Source material >>
+ + +

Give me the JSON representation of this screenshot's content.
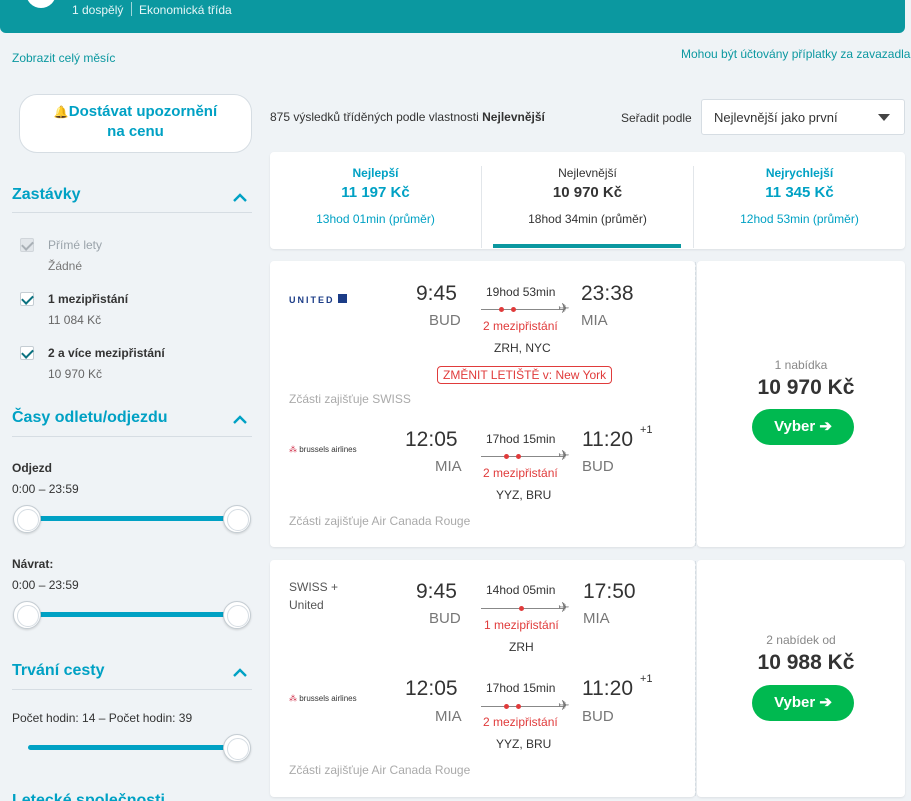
{
  "header": {
    "passengers": "1 dospělý",
    "cabin": "Ekonomická třída"
  },
  "links": {
    "whole_month": "Zobrazit celý měsíc",
    "bag_fees": "Mohou být účtovány příplatky za zavazadla"
  },
  "alert": {
    "line1": "Dostávat upozornění",
    "line2": "na cenu"
  },
  "filters": {
    "stops": {
      "title": "Zastávky",
      "options": [
        {
          "label": "Přímé lety",
          "sub": "Žádné"
        },
        {
          "label": "1 mezipřistání",
          "sub": "11 084 Kč"
        },
        {
          "label": "2 a více mezipřistání",
          "sub": "10 970 Kč"
        }
      ]
    },
    "times": {
      "title": "Časy odletu/odjezdu",
      "depart_label": "Odjezd",
      "depart_range": "0:00 – 23:59",
      "return_label": "Návrat:",
      "return_range": "0:00 – 23:59"
    },
    "duration": {
      "title": "Trvání cesty",
      "range": "Počet hodin: 14 – Počet hodin: 39"
    }
  },
  "sort": {
    "count_text": "875 výsledků tříděných podle vlastnosti",
    "count_bold": "Nejlevnější",
    "label": "Seřadit podle",
    "selected": "Nejlevnější jako první"
  },
  "tabs": [
    {
      "label": "Nejlepší",
      "price": "11 197 Kč",
      "duration": "13hod 01min (průměr)"
    },
    {
      "label": "Nejlevnější",
      "price": "10 970 Kč",
      "duration": "18hod 34min (průměr)"
    },
    {
      "label": "Nejrychlejší",
      "price": "11 345 Kč",
      "duration": "12hod 53min (průměr)"
    }
  ],
  "results": [
    {
      "outbound": {
        "airline": "UNITED",
        "dep": "9:45",
        "dep_ap": "BUD",
        "dur": "19hod 53min",
        "stops": "2 mezipřistání",
        "arr": "23:38",
        "arr_ap": "MIA",
        "via": "ZRH, NYC",
        "warning": "ZMĚNIT LETIŠTĚ v: New York",
        "operated": "Zčásti zajišťuje SWISS"
      },
      "inbound": {
        "airline": "brussels airlines",
        "dep": "12:05",
        "dep_ap": "MIA",
        "dur": "17hod 15min",
        "stops": "2 mezipřistání",
        "arr": "11:20",
        "arr_ap": "BUD",
        "plus": "+1",
        "via": "YYZ, BRU",
        "operated": "Zčásti zajišťuje Air Canada Rouge"
      },
      "offers": "1 nabídka",
      "price": "10 970 Kč",
      "button": "Vyber ➔"
    },
    {
      "outbound": {
        "airline1": "SWISS +",
        "airline2": "United",
        "dep": "9:45",
        "dep_ap": "BUD",
        "dur": "14hod 05min",
        "stops": "1 mezipřistání",
        "arr": "17:50",
        "arr_ap": "MIA",
        "via": "ZRH"
      },
      "inbound": {
        "airline": "brussels airlines",
        "dep": "12:05",
        "dep_ap": "MIA",
        "dur": "17hod 15min",
        "stops": "2 mezipřistání",
        "arr": "11:20",
        "arr_ap": "BUD",
        "plus": "+1",
        "via": "YYZ, BRU",
        "operated": "Zčásti zajišťuje Air Canada Rouge"
      },
      "offers": "2 nabídek od",
      "price": "10 988 Kč",
      "button": "Vyber ➔"
    }
  ],
  "filters_next": {
    "title": "Letecké společnosti"
  }
}
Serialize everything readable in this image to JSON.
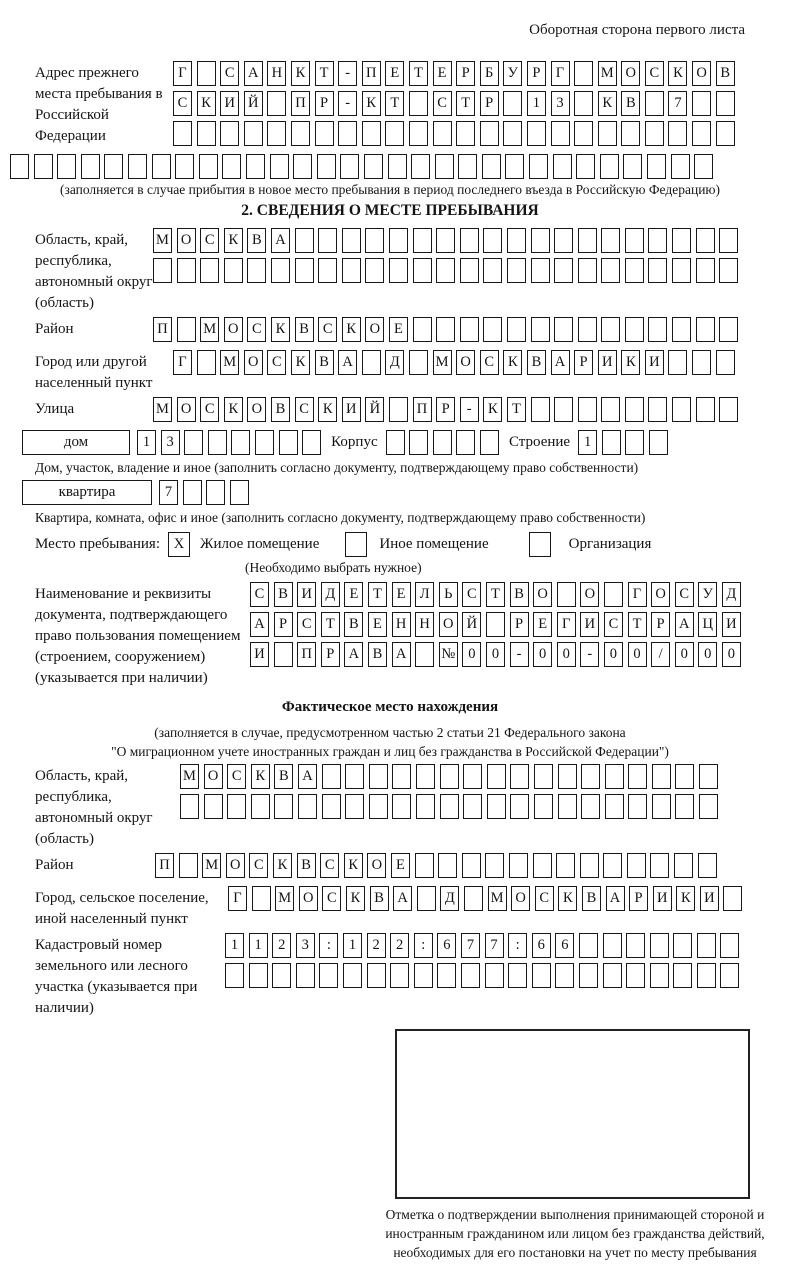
{
  "header": {
    "note": "Оборотная сторона первого листа"
  },
  "prev_address": {
    "label": "Адрес прежнего места пребывания в Российской Федерации",
    "rows": [
      {
        "count": 24,
        "text": "Г САНКТ-ПЕТЕРБУРГ МОСКОВ"
      },
      {
        "count": 24,
        "text": "СКИЙ ПР-КТ СТР 13 КВ 7"
      },
      {
        "count": 24,
        "text": ""
      },
      {
        "count": 30,
        "text": ""
      }
    ],
    "note": "(заполняется в случае прибытия в новое место пребывания в период последнего въезда в Российскую Федерацию)"
  },
  "section2": {
    "title": "2. СВЕДЕНИЯ О МЕСТЕ ПРЕБЫВАНИЯ",
    "oblast": {
      "label": "Область, край, республика, автономный округ (область)",
      "rows": [
        {
          "count": 25,
          "text": "МОСКВА"
        },
        {
          "count": 25,
          "text": ""
        }
      ]
    },
    "raion": {
      "label": "Район",
      "row": {
        "count": 25,
        "text": "П МОСКВСКОЕ"
      }
    },
    "gorod": {
      "label": "Город или другой населенный пункт",
      "row": {
        "count": 24,
        "text": "Г МОСКВА Д МОСКВАРИКИ"
      }
    },
    "ulitsa": {
      "label": "Улица",
      "row": {
        "count": 25,
        "text": "МОСКОВСКИЙ ПР-КТ"
      }
    },
    "dom": {
      "house_label": "дом",
      "house": {
        "count": 8,
        "text": "13"
      },
      "korpus_label": "Корпус",
      "korpus": {
        "count": 5,
        "text": ""
      },
      "stroenie_label": "Строение",
      "stroenie": {
        "count": 4,
        "text": "1"
      },
      "note": "Дом, участок, владение и иное (заполнить согласно документу, подтверждающему право собственности)"
    },
    "kvartira": {
      "label": "квартира",
      "cells": {
        "count": 4,
        "text": "7"
      },
      "note": "Квартира, комната, офис и иное (заполнить согласно документу, подтверждающему право собственности)"
    },
    "mesto": {
      "label": "Место пребывания:",
      "options": [
        {
          "mark": "X",
          "label": "Жилое помещение"
        },
        {
          "mark": "",
          "label": "Иное помещение"
        },
        {
          "mark": "",
          "label": "Организация"
        }
      ],
      "note": "(Необходимо выбрать нужное)"
    },
    "doc": {
      "label": "Наименование и реквизиты документа, подтверждающего право пользования помещением (строением, сооружением) (указывается при наличии)",
      "rows": [
        {
          "count": 21,
          "text": "СВИДЕТЕЛЬСТВО О ГОСУД"
        },
        {
          "count": 21,
          "text": "АРСТВЕННОЙ РЕГИСТРАЦИ"
        },
        {
          "count": 21,
          "text": "И ПРАВА №00-00-00/000"
        }
      ]
    }
  },
  "fact": {
    "title": "Фактическое место нахождения",
    "note1": "(заполняется в случае, предусмотренном частью 2 статьи 21 Федерального закона",
    "note2": "\"О миграционном учете иностранных граждан и лиц без гражданства в Российской Федерации\")",
    "oblast": {
      "label": "Область, край, республика, автономный округ (область)",
      "rows": [
        {
          "count": 23,
          "text": "МОСКВА"
        },
        {
          "count": 23,
          "text": ""
        }
      ]
    },
    "raion": {
      "label": "Район",
      "row": {
        "count": 24,
        "text": "П МОСКВСКОЕ"
      }
    },
    "gorod": {
      "label": "Город, сельское поселение, иной населенный пункт",
      "row": {
        "count": 22,
        "text": "Г МОСКВА Д МОСКВАРИКИ"
      }
    },
    "kadastr": {
      "label": "Кадастровый номер земельного или лесного участка (указывается при наличии)",
      "rows": [
        {
          "count": 22,
          "text": "1123:122:677:66"
        },
        {
          "count": 22,
          "text": ""
        }
      ]
    }
  },
  "stamp": {
    "caption": "Отметка о подтверждении выполнения принимающей стороной и иностранным гражданином или лицом без гражданства действий, необходимых для его постановки на учет по месту пребывания"
  }
}
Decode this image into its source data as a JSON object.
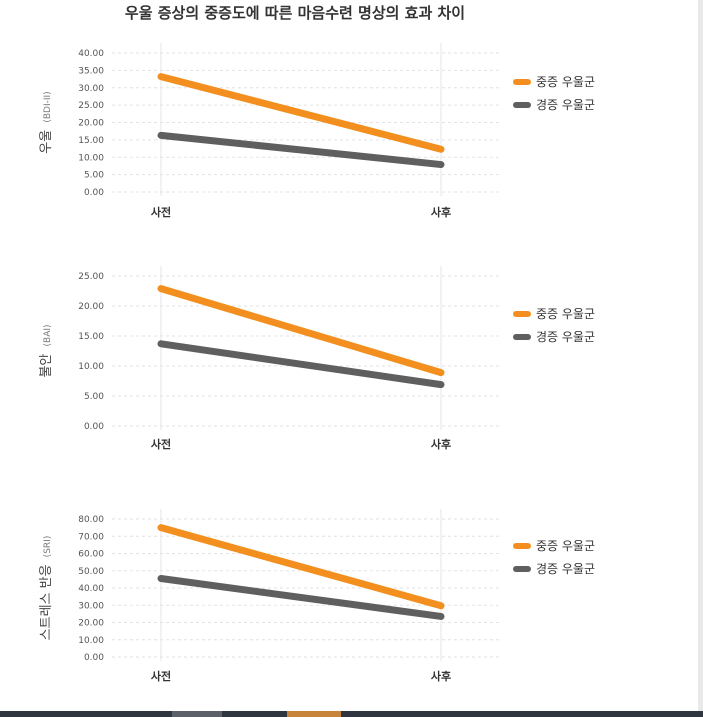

+ + +

Exercise directions >> Print every record above exactly as written, leaving out the pictures.

Exercise response >>
Give me the JSON representation of this screenshot's content.
{
  "header": {
    "passengers": "1 dospělý",
    "cabin": "Ekonomická třída"
  },
  "links": {
    "whole_month": "Zobrazit celý měsíc",
    "bag_fees": "Mohou být účtovány příplatky za zavazadla"
  },
  "alert": {
    "line1": "Dostávat upozornění",
    "line2": "na cenu"
  },
  "filters": {
    "stops": {
      "title": "Zastávky",
      "options": [
        {
          "label": "Přímé lety",
          "sub": "Žádné"
        },
        {
          "label": "1 mezipřistání",
          "sub": "11 084 Kč"
        },
        {
          "label": "2 a více mezipřistání",
          "sub": "10 970 Kč"
        }
      ]
    },
    "times": {
      "title": "Časy odletu/odjezdu",
      "depart_label": "Odjezd",
      "depart_range": "0:00 – 23:59",
      "return_label": "Návrat:",
      "return_range": "0:00 – 23:59"
    },
    "duration": {
      "title": "Trvání cesty",
      "range": "Počet hodin: 14 – Počet hodin: 39"
    }
  },
  "sort": {
    "count_text": "875 výsledků tříděných podle vlastnosti",
    "count_bold": "Nejlevnější",
    "label": "Seřadit podle",
    "selected": "Nejlevnější jako první"
  },
  "tabs": [
    {
      "label": "Nejlepší",
      "price": "11 197 Kč",
      "duration": "13hod 01min (průměr)"
    },
    {
      "label": "Nejlevnější",
      "price": "10 970 Kč",
      "duration": "18hod 34min (průměr)"
    },
    {
      "label": "Nejrychlejší",
      "price": "11 345 Kč",
      "duration": "12hod 53min (průměr)"
    }
  ],
  "results": [
    {
      "outbound": {
        "airline": "UNITED",
        "dep": "9:45",
        "dep_ap": "BUD",
        "dur": "19hod 53min",
        "stops": "2 mezipřistání",
        "arr": "23:38",
        "arr_ap": "MIA",
        "via": "ZRH, NYC",
        "warning": "ZMĚNIT LETIŠTĚ v: New York",
        "operated": "Zčásti zajišťuje SWISS"
      },
      "inbound": {
        "airline": "brussels airlines",
        "dep": "12:05",
        "dep_ap": "MIA",
        "dur": "17hod 15min",
        "stops": "2 mezipřistání",
        "arr": "11:20",
        "arr_ap": "BUD",
        "plus": "+1",
        "via": "YYZ, BRU",
        "operated": "Zčásti zajišťuje Air Canada Rouge"
      },
      "offers": "1 nabídka",
      "price": "10 970 Kč",
      "button": "Vyber ➔"
    },
    {
      "outbound": {
        "airline1": "SWISS +",
        "airline2": "United",
        "dep": "9:45",
        "dep_ap": "BUD",
        "dur": "14hod 05min",
        "stops": "1 mezipřistání",
        "arr": "17:50",
        "arr_ap": "MIA",
        "via": "ZRH"
      },
      "inbound": {
        "airline": "brussels airlines",
        "dep": "12:05",
        "dep_ap": "MIA",
        "dur": "17hod 15min",
        "stops": "2 mezipřistání",
        "arr": "11:20",
        "arr_ap": "BUD",
        "plus": "+1",
        "via": "YYZ, BRU",
        "operated": "Zčásti zajišťuje Air Canada Rouge"
      },
      "offers": "2 nabídek od",
      "price": "10 988 Kč",
      "button": "Vyber ➔"
    }
  ],
  "filters_next": {
    "title": "Letecké společnosti"
  }
}
Serialize everything readable in this image to JSON.
{
  "header": {
    "note": "Оборотная сторона первого листа"
  },
  "prev_address": {
    "label": "Адрес прежнего места пребывания в Российской Федерации",
    "rows": [
      {
        "count": 24,
        "text": "Г САНКТ-ПЕТЕРБУРГ МОСКОВ"
      },
      {
        "count": 24,
        "text": "СКИЙ ПР-КТ СТР 13 КВ 7"
      },
      {
        "count": 24,
        "text": ""
      },
      {
        "count": 30,
        "text": ""
      }
    ],
    "note": "(заполняется в случае прибытия в новое место пребывания в период последнего въезда в Российскую Федерацию)"
  },
  "section2": {
    "title": "2. СВЕДЕНИЯ О МЕСТЕ ПРЕБЫВАНИЯ",
    "oblast": {
      "label": "Область, край, республика, автономный округ (область)",
      "rows": [
        {
          "count": 25,
          "text": "МОСКВА"
        },
        {
          "count": 25,
          "text": ""
        }
      ]
    },
    "raion": {
      "label": "Район",
      "row": {
        "count": 25,
        "text": "П МОСКВСКОЕ"
      }
    },
    "gorod": {
      "label": "Город или другой населенный пункт",
      "row": {
        "count": 24,
        "text": "Г МОСКВА Д МОСКВАРИКИ"
      }
    },
    "ulitsa": {
      "label": "Улица",
      "row": {
        "count": 25,
        "text": "МОСКОВСКИЙ ПР-КТ"
      }
    },
    "dom": {
      "house_label": "дом",
      "house": {
        "count": 8,
        "text": "13"
      },
      "korpus_label": "Корпус",
      "korpus": {
        "count": 5,
        "text": ""
      },
      "stroenie_label": "Строение",
      "stroenie": {
        "count": 4,
        "text": "1"
      },
      "note": "Дом, участок, владение и иное (заполнить согласно документу, подтверждающему право собственности)"
    },
    "kvartira": {
      "label": "квартира",
      "cells": {
        "count": 4,
        "text": "7"
      },
      "note": "Квартира, комната, офис и иное (заполнить согласно документу, подтверждающему право собственности)"
    },
    "mesto": {
      "label": "Место пребывания:",
      "options": [
        {
          "mark": "X",
          "label": "Жилое помещение"
        },
        {
          "mark": "",
          "label": "Иное помещение"
        },
        {
          "mark": "",
          "label": "Организация"
        }
      ],
      "note": "(Необходимо выбрать нужное)"
    },
    "doc": {
      "label": "Наименование и реквизиты документа, подтверждающего право пользования помещением (строением, сооружением) (указывается при наличии)",
      "rows": [
        {
          "count": 21,
          "text": "СВИДЕТЕЛЬСТВО О ГОСУД"
        },
        {
          "count": 21,
          "text": "АРСТВЕННОЙ РЕГИСТРАЦИ"
        },
        {
          "count": 21,
          "text": "И ПРАВА №00-00-00/000"
        }
      ]
    }
  },
  "fact": {
    "title": "Фактическое место нахождения",
    "note1": "(заполняется в случае, предусмотренном частью 2 статьи 21 Федерального закона",
    "note2": "\"О миграционном учете иностранных граждан и лиц без гражданства в Российской Федерации\")",
    "oblast": {
      "label": "Область, край, республика, автономный округ (область)",
      "rows": [
        {
          "count": 23,
          "text": "МОСКВА"
        },
        {
          "count": 23,
          "text": ""
        }
      ]
    },
    "raion": {
      "label": "Район",
      "row": {
        "count": 24,
        "text": "П МОСКВСКОЕ"
      }
    },
    "gorod": {
      "label": "Город, сельское поселение, иной населенный пункт",
      "row": {
        "count": 22,
        "text": "Г МОСКВА Д МОСКВАРИКИ"
      }
    },
    "kadastr": {
      "label": "Кадастровый номер земельного или лесного участка (указывается при наличии)",
      "rows": [
        {
          "count": 22,
          "text": "1123:122:677:66"
        },
        {
          "count": 22,
          "text": ""
        }
      ]
    }
  },
  "stamp": {
    "caption": "Отметка о подтверждении выполнения принимающей стороной и иностранным гражданином или лицом без гражданства действий, необходимых для его постановки на учет по месту пребывания"
  }
}
Decode this image into its source data as a JSON object.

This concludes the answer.